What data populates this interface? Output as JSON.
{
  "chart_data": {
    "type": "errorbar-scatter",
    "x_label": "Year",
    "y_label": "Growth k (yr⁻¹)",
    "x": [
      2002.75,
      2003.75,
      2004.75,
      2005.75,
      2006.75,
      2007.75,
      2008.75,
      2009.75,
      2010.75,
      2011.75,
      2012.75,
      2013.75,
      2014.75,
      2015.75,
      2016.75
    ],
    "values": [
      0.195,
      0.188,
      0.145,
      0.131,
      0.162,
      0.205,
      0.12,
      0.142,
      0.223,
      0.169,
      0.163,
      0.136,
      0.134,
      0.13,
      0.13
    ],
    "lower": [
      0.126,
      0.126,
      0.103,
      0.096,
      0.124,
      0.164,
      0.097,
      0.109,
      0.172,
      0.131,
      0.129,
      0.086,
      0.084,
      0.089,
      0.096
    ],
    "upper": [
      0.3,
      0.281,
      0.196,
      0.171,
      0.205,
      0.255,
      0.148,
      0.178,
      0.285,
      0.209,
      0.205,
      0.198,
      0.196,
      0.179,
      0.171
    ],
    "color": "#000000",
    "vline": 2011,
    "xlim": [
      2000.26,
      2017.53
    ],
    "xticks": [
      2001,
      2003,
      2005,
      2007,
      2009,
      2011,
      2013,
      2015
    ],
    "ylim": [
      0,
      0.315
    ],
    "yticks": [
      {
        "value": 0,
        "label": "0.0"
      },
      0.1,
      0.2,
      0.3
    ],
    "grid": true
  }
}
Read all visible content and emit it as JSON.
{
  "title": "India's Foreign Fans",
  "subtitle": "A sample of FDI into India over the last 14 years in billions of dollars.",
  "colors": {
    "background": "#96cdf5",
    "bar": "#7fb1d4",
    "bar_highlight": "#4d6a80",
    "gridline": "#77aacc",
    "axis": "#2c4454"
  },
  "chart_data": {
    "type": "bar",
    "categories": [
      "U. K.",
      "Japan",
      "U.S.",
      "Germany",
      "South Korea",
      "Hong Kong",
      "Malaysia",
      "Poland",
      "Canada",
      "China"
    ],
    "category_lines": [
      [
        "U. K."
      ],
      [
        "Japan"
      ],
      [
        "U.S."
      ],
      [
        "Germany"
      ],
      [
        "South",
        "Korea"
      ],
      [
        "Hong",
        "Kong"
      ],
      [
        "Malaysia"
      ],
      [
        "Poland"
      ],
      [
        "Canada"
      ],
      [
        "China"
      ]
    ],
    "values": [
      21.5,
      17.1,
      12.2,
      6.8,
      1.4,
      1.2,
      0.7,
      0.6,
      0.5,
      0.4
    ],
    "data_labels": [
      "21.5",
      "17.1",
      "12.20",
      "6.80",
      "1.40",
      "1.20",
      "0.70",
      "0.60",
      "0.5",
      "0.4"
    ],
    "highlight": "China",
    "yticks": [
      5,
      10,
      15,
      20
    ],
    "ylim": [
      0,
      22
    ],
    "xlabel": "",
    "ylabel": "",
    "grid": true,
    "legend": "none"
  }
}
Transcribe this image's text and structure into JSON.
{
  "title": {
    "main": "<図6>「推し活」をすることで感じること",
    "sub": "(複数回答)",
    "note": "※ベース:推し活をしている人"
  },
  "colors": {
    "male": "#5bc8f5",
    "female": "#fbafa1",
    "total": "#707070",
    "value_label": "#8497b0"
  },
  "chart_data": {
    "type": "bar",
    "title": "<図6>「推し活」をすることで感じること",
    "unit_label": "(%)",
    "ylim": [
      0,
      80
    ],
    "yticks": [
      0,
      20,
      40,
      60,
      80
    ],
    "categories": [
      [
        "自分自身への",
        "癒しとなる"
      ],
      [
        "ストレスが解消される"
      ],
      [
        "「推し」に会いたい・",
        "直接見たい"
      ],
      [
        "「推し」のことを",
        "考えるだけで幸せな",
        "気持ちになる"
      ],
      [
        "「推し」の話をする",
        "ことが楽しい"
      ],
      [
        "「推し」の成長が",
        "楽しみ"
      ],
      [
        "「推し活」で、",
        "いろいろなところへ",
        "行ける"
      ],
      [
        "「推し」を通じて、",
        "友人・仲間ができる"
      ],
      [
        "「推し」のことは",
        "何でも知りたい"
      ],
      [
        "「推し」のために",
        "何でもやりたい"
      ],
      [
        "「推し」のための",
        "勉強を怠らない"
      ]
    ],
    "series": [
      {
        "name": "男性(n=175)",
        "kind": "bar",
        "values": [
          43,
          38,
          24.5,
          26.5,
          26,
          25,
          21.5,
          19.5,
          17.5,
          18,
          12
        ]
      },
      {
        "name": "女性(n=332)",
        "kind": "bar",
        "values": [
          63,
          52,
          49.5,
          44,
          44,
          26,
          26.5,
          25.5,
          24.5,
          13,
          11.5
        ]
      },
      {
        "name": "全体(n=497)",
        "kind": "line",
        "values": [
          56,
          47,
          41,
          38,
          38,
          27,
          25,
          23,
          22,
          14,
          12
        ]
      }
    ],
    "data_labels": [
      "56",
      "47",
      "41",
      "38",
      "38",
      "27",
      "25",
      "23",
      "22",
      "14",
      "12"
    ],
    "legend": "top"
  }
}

[TASK]
Can you reproduce all the material exactly?

[FULL SOLUTION]
What data populates this interface? Output as JSON.
{
  "chart_data": {
    "type": "errorbar-scatter",
    "x_label": "Year",
    "y_label": "Growth k (yr⁻¹)",
    "x": [
      2002.75,
      2003.75,
      2004.75,
      2005.75,
      2006.75,
      2007.75,
      2008.75,
      2009.75,
      2010.75,
      2011.75,
      2012.75,
      2013.75,
      2014.75,
      2015.75,
      2016.75
    ],
    "values": [
      0.195,
      0.188,
      0.145,
      0.131,
      0.162,
      0.205,
      0.12,
      0.142,
      0.223,
      0.169,
      0.163,
      0.136,
      0.134,
      0.13,
      0.13
    ],
    "lower": [
      0.126,
      0.126,
      0.103,
      0.096,
      0.124,
      0.164,
      0.097,
      0.109,
      0.172,
      0.131,
      0.129,
      0.086,
      0.084,
      0.089,
      0.096
    ],
    "upper": [
      0.3,
      0.281,
      0.196,
      0.171,
      0.205,
      0.255,
      0.148,
      0.178,
      0.285,
      0.209,
      0.205,
      0.198,
      0.196,
      0.179,
      0.171
    ],
    "color": "#000000",
    "vline": 2011,
    "xlim": [
      2000.26,
      2017.53
    ],
    "xticks": [
      2001,
      2003,
      2005,
      2007,
      2009,
      2011,
      2013,
      2015
    ],
    "ylim": [
      0,
      0.315
    ],
    "yticks": [
      {
        "value": 0,
        "label": "0.0"
      },
      0.1,
      0.2,
      0.3
    ],
    "grid": true
  }
}
Read all visible content and emit it as JSON.
{
  "title": "India's Foreign Fans",
  "subtitle": "A sample of FDI into India over the last 14 years in billions of dollars.",
  "colors": {
    "background": "#96cdf5",
    "bar": "#7fb1d4",
    "bar_highlight": "#4d6a80",
    "gridline": "#77aacc",
    "axis": "#2c4454"
  },
  "chart_data": {
    "type": "bar",
    "categories": [
      "U. K.",
      "Japan",
      "U.S.",
      "Germany",
      "South Korea",
      "Hong Kong",
      "Malaysia",
      "Poland",
      "Canada",
      "China"
    ],
    "category_lines": [
      [
        "U. K."
      ],
      [
        "Japan"
      ],
      [
        "U.S."
      ],
      [
        "Germany"
      ],
      [
        "South",
        "Korea"
      ],
      [
        "Hong",
        "Kong"
      ],
      [
        "Malaysia"
      ],
      [
        "Poland"
      ],
      [
        "Canada"
      ],
      [
        "China"
      ]
    ],
    "values": [
      21.5,
      17.1,
      12.2,
      6.8,
      1.4,
      1.2,
      0.7,
      0.6,
      0.5,
      0.4
    ],
    "data_labels": [
      "21.5",
      "17.1",
      "12.20",
      "6.80",
      "1.40",
      "1.20",
      "0.70",
      "0.60",
      "0.5",
      "0.4"
    ],
    "highlight": "China",
    "yticks": [
      5,
      10,
      15,
      20
    ],
    "ylim": [
      0,
      22
    ],
    "xlabel": "",
    "ylabel": "",
    "grid": true,
    "legend": "none"
  }
}
Transcribe this image's text and structure into JSON.
{
  "title": {
    "main": "<図6>「推し活」をすることで感じること",
    "sub": "(複数回答)",
    "note": "※ベース:推し活をしている人"
  },
  "colors": {
    "male": "#5bc8f5",
    "female": "#fbafa1",
    "total": "#707070",
    "value_label": "#8497b0"
  },
  "chart_data": {
    "type": "bar",
    "title": "<図6>「推し活」をすることで感じること",
    "unit_label": "(%)",
    "ylim": [
      0,
      80
    ],
    "yticks": [
      0,
      20,
      40,
      60,
      80
    ],
    "categories": [
      [
        "自分自身への",
        "癒しとなる"
      ],
      [
        "ストレスが解消される"
      ],
      [
        "「推し」に会いたい・",
        "直接見たい"
      ],
      [
        "「推し」のことを",
        "考えるだけで幸せな",
        "気持ちになる"
      ],
      [
        "「推し」の話をする",
        "ことが楽しい"
      ],
      [
        "「推し」の成長が",
        "楽しみ"
      ],
      [
        "「推し活」で、",
        "いろいろなところへ",
        "行ける"
      ],
      [
        "「推し」を通じて、",
        "友人・仲間ができる"
      ],
      [
        "「推し」のことは",
        "何でも知りたい"
      ],
      [
        "「推し」のために",
        "何でもやりたい"
      ],
      [
        "「推し」のための",
        "勉強を怠らない"
      ]
    ],
    "series": [
      {
        "name": "男性(n=175)",
        "kind": "bar",
        "values": [
          43,
          38,
          24.5,
          26.5,
          26,
          25,
          21.5,
          19.5,
          17.5,
          18,
          12
        ]
      },
      {
        "name": "女性(n=332)",
        "kind": "bar",
        "values": [
          63,
          52,
          49.5,
          44,
          44,
          26,
          26.5,
          25.5,
          24.5,
          13,
          11.5
        ]
      },
      {
        "name": "全体(n=497)",
        "kind": "line",
        "values": [
          56,
          47,
          41,
          38,
          38,
          27,
          25,
          23,
          22,
          14,
          12
        ]
      }
    ],
    "data_labels": [
      "56",
      "47",
      "41",
      "38",
      "38",
      "27",
      "25",
      "23",
      "22",
      "14",
      "12"
    ],
    "legend": "top"
  }
}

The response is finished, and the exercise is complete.